— Start of Extracted information —
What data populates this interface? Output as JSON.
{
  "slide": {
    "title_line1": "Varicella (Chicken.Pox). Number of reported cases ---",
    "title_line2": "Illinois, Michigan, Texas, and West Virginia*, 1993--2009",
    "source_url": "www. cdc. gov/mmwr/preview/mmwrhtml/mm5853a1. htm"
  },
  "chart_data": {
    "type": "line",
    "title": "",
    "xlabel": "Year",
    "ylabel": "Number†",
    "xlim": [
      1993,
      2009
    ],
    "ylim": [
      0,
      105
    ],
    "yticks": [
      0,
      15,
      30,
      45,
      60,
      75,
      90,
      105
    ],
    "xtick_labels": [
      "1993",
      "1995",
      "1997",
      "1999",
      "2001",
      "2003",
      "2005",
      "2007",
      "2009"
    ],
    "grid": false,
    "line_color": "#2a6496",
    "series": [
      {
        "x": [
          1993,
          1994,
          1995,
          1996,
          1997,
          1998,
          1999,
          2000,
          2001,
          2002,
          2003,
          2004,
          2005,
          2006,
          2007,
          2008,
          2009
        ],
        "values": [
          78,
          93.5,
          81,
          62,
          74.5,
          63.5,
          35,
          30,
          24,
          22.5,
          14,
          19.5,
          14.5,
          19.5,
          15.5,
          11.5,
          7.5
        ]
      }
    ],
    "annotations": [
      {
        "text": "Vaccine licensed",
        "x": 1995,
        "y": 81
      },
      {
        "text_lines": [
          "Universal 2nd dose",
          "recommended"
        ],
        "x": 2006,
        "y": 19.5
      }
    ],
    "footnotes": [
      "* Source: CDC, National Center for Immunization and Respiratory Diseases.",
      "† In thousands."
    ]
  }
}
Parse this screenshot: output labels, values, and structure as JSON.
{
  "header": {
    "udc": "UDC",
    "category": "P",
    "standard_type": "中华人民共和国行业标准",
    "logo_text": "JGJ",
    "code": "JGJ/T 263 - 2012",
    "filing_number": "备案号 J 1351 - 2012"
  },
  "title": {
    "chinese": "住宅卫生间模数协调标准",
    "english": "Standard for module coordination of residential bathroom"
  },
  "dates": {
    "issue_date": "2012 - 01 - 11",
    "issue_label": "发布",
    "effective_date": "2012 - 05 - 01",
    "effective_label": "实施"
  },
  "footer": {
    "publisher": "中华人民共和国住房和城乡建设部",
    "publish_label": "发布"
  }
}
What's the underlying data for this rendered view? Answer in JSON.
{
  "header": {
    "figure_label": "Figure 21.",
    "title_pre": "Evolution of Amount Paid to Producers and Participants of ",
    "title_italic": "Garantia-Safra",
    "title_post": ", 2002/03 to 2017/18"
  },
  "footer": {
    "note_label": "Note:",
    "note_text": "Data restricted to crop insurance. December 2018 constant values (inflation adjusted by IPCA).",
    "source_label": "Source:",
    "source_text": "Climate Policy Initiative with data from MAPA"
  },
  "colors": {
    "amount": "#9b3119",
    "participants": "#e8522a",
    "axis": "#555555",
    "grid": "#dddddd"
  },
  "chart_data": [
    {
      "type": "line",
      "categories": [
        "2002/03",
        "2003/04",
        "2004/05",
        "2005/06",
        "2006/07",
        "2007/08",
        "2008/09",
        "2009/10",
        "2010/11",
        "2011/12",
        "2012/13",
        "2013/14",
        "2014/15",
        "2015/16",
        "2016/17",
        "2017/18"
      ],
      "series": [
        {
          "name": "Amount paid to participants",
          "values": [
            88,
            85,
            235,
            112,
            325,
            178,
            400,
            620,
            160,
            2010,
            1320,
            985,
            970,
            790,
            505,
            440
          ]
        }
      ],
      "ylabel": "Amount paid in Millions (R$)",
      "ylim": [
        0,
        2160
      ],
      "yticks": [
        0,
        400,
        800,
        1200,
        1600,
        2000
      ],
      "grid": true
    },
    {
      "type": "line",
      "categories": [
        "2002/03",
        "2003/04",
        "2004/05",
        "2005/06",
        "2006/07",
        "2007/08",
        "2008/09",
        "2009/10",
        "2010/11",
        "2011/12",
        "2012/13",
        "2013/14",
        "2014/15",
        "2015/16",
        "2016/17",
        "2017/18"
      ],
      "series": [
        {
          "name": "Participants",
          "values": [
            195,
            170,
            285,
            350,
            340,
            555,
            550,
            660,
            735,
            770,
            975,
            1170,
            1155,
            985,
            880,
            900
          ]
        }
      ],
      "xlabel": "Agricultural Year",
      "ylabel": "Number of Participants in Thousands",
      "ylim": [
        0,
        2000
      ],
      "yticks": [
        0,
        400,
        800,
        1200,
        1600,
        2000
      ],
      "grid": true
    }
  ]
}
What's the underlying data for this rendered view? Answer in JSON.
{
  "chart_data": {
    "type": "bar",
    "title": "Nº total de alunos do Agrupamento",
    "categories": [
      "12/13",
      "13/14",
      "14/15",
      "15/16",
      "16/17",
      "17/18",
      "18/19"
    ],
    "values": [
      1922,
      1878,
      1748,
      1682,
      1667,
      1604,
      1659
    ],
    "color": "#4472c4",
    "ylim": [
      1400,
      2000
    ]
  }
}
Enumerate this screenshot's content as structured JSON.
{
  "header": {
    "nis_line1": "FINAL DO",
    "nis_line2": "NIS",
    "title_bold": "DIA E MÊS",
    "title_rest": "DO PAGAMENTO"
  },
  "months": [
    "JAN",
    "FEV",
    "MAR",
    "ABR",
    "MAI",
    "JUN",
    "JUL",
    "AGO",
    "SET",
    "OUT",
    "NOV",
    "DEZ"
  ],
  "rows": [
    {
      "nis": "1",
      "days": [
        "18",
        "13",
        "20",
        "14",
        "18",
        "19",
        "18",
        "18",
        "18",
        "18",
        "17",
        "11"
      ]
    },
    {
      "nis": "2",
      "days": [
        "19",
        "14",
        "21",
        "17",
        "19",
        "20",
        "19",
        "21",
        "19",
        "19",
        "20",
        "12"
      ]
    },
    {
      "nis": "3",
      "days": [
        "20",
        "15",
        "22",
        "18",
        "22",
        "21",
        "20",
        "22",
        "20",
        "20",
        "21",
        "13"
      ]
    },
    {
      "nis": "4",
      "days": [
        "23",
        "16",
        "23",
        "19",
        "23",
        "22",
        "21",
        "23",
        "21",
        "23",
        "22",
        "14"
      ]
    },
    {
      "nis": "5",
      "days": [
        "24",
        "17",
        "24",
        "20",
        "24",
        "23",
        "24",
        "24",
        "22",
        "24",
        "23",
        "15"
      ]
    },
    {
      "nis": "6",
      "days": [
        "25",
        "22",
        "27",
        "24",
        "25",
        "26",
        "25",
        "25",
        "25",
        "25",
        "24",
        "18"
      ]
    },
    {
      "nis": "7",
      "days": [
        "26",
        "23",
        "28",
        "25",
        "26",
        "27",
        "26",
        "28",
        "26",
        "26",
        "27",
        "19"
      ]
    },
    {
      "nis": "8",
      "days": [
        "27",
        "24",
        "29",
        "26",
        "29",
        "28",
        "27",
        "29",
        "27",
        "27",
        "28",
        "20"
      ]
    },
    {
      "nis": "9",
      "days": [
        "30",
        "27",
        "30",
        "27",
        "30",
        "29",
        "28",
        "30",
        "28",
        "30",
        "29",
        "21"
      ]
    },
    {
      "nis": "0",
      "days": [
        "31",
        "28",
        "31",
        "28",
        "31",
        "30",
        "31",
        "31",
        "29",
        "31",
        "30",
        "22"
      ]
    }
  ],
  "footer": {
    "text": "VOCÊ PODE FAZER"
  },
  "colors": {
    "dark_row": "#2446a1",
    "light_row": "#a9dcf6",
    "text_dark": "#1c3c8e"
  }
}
— End of Extracted information —
Stated exercise - Exactly reproduce every line of the data above.

Task result -
What data populates this interface? Output as JSON.
{
  "slide": {
    "title_line1": "Varicella (Chicken.Pox). Number of reported cases ---",
    "title_line2": "Illinois, Michigan, Texas, and West Virginia*, 1993--2009",
    "source_url": "www. cdc. gov/mmwr/preview/mmwrhtml/mm5853a1. htm"
  },
  "chart_data": {
    "type": "line",
    "title": "",
    "xlabel": "Year",
    "ylabel": "Number†",
    "xlim": [
      1993,
      2009
    ],
    "ylim": [
      0,
      105
    ],
    "yticks": [
      0,
      15,
      30,
      45,
      60,
      75,
      90,
      105
    ],
    "xtick_labels": [
      "1993",
      "1995",
      "1997",
      "1999",
      "2001",
      "2003",
      "2005",
      "2007",
      "2009"
    ],
    "grid": false,
    "line_color": "#2a6496",
    "series": [
      {
        "x": [
          1993,
          1994,
          1995,
          1996,
          1997,
          1998,
          1999,
          2000,
          2001,
          2002,
          2003,
          2004,
          2005,
          2006,
          2007,
          2008,
          2009
        ],
        "values": [
          78,
          93.5,
          81,
          62,
          74.5,
          63.5,
          35,
          30,
          24,
          22.5,
          14,
          19.5,
          14.5,
          19.5,
          15.5,
          11.5,
          7.5
        ]
      }
    ],
    "annotations": [
      {
        "text": "Vaccine licensed",
        "x": 1995,
        "y": 81
      },
      {
        "text_lines": [
          "Universal 2nd dose",
          "recommended"
        ],
        "x": 2006,
        "y": 19.5
      }
    ],
    "footnotes": [
      "* Source: CDC, National Center for Immunization and Respiratory Diseases.",
      "† In thousands."
    ]
  }
}
Parse this screenshot: output labels, values, and structure as JSON.
{
  "header": {
    "udc": "UDC",
    "category": "P",
    "standard_type": "中华人民共和国行业标准",
    "logo_text": "JGJ",
    "code": "JGJ/T 263 - 2012",
    "filing_number": "备案号 J 1351 - 2012"
  },
  "title": {
    "chinese": "住宅卫生间模数协调标准",
    "english": "Standard for module coordination of residential bathroom"
  },
  "dates": {
    "issue_date": "2012 - 01 - 11",
    "issue_label": "发布",
    "effective_date": "2012 - 05 - 01",
    "effective_label": "实施"
  },
  "footer": {
    "publisher": "中华人民共和国住房和城乡建设部",
    "publish_label": "发布"
  }
}
What's the underlying data for this rendered view? Answer in JSON.
{
  "header": {
    "figure_label": "Figure 21.",
    "title_pre": "Evolution of Amount Paid to Producers and Participants of ",
    "title_italic": "Garantia-Safra",
    "title_post": ", 2002/03 to 2017/18"
  },
  "footer": {
    "note_label": "Note:",
    "note_text": "Data restricted to crop insurance. December 2018 constant values (inflation adjusted by IPCA).",
    "source_label": "Source:",
    "source_text": "Climate Policy Initiative with data from MAPA"
  },
  "colors": {
    "amount": "#9b3119",
    "participants": "#e8522a",
    "axis": "#555555",
    "grid": "#dddddd"
  },
  "chart_data": [
    {
      "type": "line",
      "categories": [
        "2002/03",
        "2003/04",
        "2004/05",
        "2005/06",
        "2006/07",
        "2007/08",
        "2008/09",
        "2009/10",
        "2010/11",
        "2011/12",
        "2012/13",
        "2013/14",
        "2014/15",
        "2015/16",
        "2016/17",
        "2017/18"
      ],
      "series": [
        {
          "name": "Amount paid to participants",
          "values": [
            88,
            85,
            235,
            112,
            325,
            178,
            400,
            620,
            160,
            2010,
            1320,
            985,
            970,
            790,
            505,
            440
          ]
        }
      ],
      "ylabel": "Amount paid in Millions (R$)",
      "ylim": [
        0,
        2160
      ],
      "yticks": [
        0,
        400,
        800,
        1200,
        1600,
        2000
      ],
      "grid": true
    },
    {
      "type": "line",
      "categories": [
        "2002/03",
        "2003/04",
        "2004/05",
        "2005/06",
        "2006/07",
        "2007/08",
        "2008/09",
        "2009/10",
        "2010/11",
        "2011/12",
        "2012/13",
        "2013/14",
        "2014/15",
        "2015/16",
        "2016/17",
        "2017/18"
      ],
      "series": [
        {
          "name": "Participants",
          "values": [
            195,
            170,
            285,
            350,
            340,
            555,
            550,
            660,
            735,
            770,
            975,
            1170,
            1155,
            985,
            880,
            900
          ]
        }
      ],
      "xlabel": "Agricultural Year",
      "ylabel": "Number of Participants in Thousands",
      "ylim": [
        0,
        2000
      ],
      "yticks": [
        0,
        400,
        800,
        1200,
        1600,
        2000
      ],
      "grid": true
    }
  ]
}
What's the underlying data for this rendered view? Answer in JSON.
{
  "chart_data": {
    "type": "bar",
    "title": "Nº total de alunos do Agrupamento",
    "categories": [
      "12/13",
      "13/14",
      "14/15",
      "15/16",
      "16/17",
      "17/18",
      "18/19"
    ],
    "values": [
      1922,
      1878,
      1748,
      1682,
      1667,
      1604,
      1659
    ],
    "color": "#4472c4",
    "ylim": [
      1400,
      2000
    ]
  }
}
Enumerate this screenshot's content as structured JSON.
{
  "header": {
    "nis_line1": "FINAL DO",
    "nis_line2": "NIS",
    "title_bold": "DIA E MÊS",
    "title_rest": "DO PAGAMENTO"
  },
  "months": [
    "JAN",
    "FEV",
    "MAR",
    "ABR",
    "MAI",
    "JUN",
    "JUL",
    "AGO",
    "SET",
    "OUT",
    "NOV",
    "DEZ"
  ],
  "rows": [
    {
      "nis": "1",
      "days": [
        "18",
        "13",
        "20",
        "14",
        "18",
        "19",
        "18",
        "18",
        "18",
        "18",
        "17",
        "11"
      ]
    },
    {
      "nis": "2",
      "days": [
        "19",
        "14",
        "21",
        "17",
        "19",
        "20",
        "19",
        "21",
        "19",
        "19",
        "20",
        "12"
      ]
    },
    {
      "nis": "3",
      "days": [
        "20",
        "15",
        "22",
        "18",
        "22",
        "21",
        "20",
        "22",
        "20",
        "20",
        "21",
        "13"
      ]
    },
    {
      "nis": "4",
      "days": [
        "23",
        "16",
        "23",
        "19",
        "23",
        "22",
        "21",
        "23",
        "21",
        "23",
        "22",
        "14"
      ]
    },
    {
      "nis": "5",
      "days": [
        "24",
        "17",
        "24",
        "20",
        "24",
        "23",
        "24",
        "24",
        "22",
        "24",
        "23",
        "15"
      ]
    },
    {
      "nis": "6",
      "days": [
        "25",
        "22",
        "27",
        "24",
        "25",
        "26",
        "25",
        "25",
        "25",
        "25",
        "24",
        "18"
      ]
    },
    {
      "nis": "7",
      "days": [
        "26",
        "23",
        "28",
        "25",
        "26",
        "27",
        "26",
        "28",
        "26",
        "26",
        "27",
        "19"
      ]
    },
    {
      "nis": "8",
      "days": [
        "27",
        "24",
        "29",
        "26",
        "29",
        "28",
        "27",
        "29",
        "27",
        "27",
        "28",
        "20"
      ]
    },
    {
      "nis": "9",
      "days": [
        "30",
        "27",
        "30",
        "27",
        "30",
        "29",
        "28",
        "30",
        "28",
        "30",
        "29",
        "21"
      ]
    },
    {
      "nis": "0",
      "days": [
        "31",
        "28",
        "31",
        "28",
        "31",
        "30",
        "31",
        "31",
        "29",
        "31",
        "30",
        "22"
      ]
    }
  ],
  "footer": {
    "text": "VOCÊ PODE FAZER"
  },
  "colors": {
    "dark_row": "#2446a1",
    "light_row": "#a9dcf6",
    "text_dark": "#1c3c8e"
  }
}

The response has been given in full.